--- Data to use ---
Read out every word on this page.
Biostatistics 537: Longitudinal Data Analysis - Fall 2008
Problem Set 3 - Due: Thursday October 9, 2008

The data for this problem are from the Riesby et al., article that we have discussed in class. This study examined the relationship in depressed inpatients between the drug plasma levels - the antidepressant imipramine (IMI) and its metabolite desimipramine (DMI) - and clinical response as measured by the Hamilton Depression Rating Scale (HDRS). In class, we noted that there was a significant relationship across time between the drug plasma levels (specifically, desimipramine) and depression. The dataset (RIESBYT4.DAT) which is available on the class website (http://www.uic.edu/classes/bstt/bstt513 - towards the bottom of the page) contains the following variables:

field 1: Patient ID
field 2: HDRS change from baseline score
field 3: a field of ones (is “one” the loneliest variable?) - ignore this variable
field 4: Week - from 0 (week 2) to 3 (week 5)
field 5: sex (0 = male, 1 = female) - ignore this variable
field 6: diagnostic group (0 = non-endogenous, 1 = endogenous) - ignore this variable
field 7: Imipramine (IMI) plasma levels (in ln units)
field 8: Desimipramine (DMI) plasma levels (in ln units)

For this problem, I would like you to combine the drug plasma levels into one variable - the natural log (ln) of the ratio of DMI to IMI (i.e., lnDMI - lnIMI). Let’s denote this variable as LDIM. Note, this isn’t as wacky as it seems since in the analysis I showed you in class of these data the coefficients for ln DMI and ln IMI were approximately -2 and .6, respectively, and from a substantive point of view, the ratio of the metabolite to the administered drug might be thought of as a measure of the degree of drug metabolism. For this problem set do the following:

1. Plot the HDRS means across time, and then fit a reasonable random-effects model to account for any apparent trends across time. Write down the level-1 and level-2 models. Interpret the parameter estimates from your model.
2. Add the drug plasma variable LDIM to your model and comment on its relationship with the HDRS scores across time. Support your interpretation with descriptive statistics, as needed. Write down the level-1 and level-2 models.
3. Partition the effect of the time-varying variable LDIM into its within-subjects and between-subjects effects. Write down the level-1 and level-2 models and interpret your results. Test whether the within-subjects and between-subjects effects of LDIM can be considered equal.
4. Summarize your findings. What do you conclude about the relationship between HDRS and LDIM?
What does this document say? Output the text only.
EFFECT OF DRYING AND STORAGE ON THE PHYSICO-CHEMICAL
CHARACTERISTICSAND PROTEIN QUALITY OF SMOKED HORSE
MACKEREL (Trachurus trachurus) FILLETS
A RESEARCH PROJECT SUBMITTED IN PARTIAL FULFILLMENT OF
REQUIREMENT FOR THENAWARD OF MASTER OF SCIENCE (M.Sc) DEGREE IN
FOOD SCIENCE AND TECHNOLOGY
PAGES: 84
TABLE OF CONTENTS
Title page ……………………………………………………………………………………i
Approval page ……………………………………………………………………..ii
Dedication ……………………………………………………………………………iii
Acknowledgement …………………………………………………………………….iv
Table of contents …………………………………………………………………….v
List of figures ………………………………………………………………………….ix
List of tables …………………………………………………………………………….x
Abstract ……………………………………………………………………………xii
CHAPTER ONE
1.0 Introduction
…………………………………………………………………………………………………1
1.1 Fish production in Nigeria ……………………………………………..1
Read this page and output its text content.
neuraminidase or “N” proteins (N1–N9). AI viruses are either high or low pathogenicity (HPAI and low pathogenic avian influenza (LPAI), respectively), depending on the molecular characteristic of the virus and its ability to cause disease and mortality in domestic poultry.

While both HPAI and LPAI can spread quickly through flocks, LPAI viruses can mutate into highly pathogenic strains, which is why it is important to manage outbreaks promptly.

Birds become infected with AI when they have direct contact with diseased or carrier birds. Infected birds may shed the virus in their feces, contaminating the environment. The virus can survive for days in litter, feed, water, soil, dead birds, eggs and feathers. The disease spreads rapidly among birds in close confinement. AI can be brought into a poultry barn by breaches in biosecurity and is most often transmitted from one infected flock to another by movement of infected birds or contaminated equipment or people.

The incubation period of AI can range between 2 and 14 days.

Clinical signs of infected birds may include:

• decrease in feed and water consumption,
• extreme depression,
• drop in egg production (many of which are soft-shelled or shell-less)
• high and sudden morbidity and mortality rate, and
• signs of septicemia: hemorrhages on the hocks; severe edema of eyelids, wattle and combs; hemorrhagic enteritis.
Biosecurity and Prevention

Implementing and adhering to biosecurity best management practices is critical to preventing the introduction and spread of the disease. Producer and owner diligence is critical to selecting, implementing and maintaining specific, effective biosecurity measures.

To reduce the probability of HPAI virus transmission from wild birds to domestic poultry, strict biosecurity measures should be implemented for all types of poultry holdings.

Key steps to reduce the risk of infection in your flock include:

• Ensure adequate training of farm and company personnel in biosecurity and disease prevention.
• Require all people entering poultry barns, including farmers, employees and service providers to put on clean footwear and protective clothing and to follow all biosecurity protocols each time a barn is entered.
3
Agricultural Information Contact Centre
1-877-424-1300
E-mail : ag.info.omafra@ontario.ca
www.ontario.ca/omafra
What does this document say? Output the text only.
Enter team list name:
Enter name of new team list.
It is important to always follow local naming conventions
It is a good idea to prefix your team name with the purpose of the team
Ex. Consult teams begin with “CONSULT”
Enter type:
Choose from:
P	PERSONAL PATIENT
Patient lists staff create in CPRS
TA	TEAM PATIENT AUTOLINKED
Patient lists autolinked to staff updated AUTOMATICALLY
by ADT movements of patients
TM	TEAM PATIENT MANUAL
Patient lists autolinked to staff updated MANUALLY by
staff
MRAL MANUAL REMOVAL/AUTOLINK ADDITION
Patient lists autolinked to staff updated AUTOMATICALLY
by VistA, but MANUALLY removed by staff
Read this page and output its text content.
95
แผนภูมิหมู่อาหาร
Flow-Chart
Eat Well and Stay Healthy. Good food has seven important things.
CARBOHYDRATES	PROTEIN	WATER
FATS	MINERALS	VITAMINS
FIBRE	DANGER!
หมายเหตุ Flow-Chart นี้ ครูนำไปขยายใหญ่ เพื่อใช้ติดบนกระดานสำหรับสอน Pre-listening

--- What the task asks ---
When the string "lists" appears in a line of the records above, that line is to be copied.

--- Response ---
Patient lists staff create in CPRS
Patient lists autolinked to staff updated AUTOMATICALLY
Patient lists autolinked to staff updated MANUALLY by
Patient lists autolinked to staff updated AUTOMATICALLY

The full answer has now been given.